Problem to solve:
Present the data once more in exactly its original form.

Records shown:
start

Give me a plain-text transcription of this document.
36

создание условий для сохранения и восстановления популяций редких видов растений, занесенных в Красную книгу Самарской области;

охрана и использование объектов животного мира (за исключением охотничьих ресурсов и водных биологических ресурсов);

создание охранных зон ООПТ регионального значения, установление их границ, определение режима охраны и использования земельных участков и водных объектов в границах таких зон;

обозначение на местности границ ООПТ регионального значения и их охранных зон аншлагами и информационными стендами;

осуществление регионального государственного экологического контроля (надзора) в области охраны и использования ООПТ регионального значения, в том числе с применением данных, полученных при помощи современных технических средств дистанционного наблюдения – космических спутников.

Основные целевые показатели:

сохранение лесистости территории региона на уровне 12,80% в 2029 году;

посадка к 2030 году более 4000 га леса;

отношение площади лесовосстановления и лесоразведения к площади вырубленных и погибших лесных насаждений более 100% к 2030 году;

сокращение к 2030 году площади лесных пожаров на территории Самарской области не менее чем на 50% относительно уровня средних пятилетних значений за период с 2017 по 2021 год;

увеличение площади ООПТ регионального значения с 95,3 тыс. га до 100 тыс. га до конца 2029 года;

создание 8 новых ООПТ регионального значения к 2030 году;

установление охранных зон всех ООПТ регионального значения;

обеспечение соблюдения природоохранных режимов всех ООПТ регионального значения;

end

In response:
Give me a plain-text transcription of this document.
36

создание условий для сохранения и восстановления популяций редких видов растений, занесенных в Красную книгу Самарской области;

охрана и использование объектов животного мира (за исключением охотничьих ресурсов и водных биологических ресурсов);

создание охранных зон ООПТ регионального значения, установление их границ, определение режима охраны и использования земельных участков и водных объектов в границах таких зон;

обозначение на местности границ ООПТ регионального значения и их охранных зон аншлагами и информационными стендами;

осуществление регионального государственного экологического контроля (надзора) в области охраны и использования ООПТ регионального значения, в том числе с применением данных, полученных при помощи современных технических средств дистанционного наблюдения – космических спутников.

Основные целевые показатели:

сохранение лесистости территории региона на уровне 12,80% в 2029 году;

посадка к 2030 году более 4000 га леса;

отношение площади лесовосстановления и лесоразведения к площади вырубленных и погибших лесных насаждений более 100% к 2030 году;

сокращение к 2030 году площади лесных пожаров на территории Самарской области не менее чем на 50% относительно уровня средних пятилетних значений за период с 2017 по 2021 год;

увеличение площади ООПТ регионального значения с 95,3 тыс. га до 100 тыс. га до конца 2029 года;

создание 8 новых ООПТ регионального значения к 2030 году;

установление охранных зон всех ООПТ регионального значения;

обеспечение соблюдения природоохранных режимов всех ООПТ регионального значения;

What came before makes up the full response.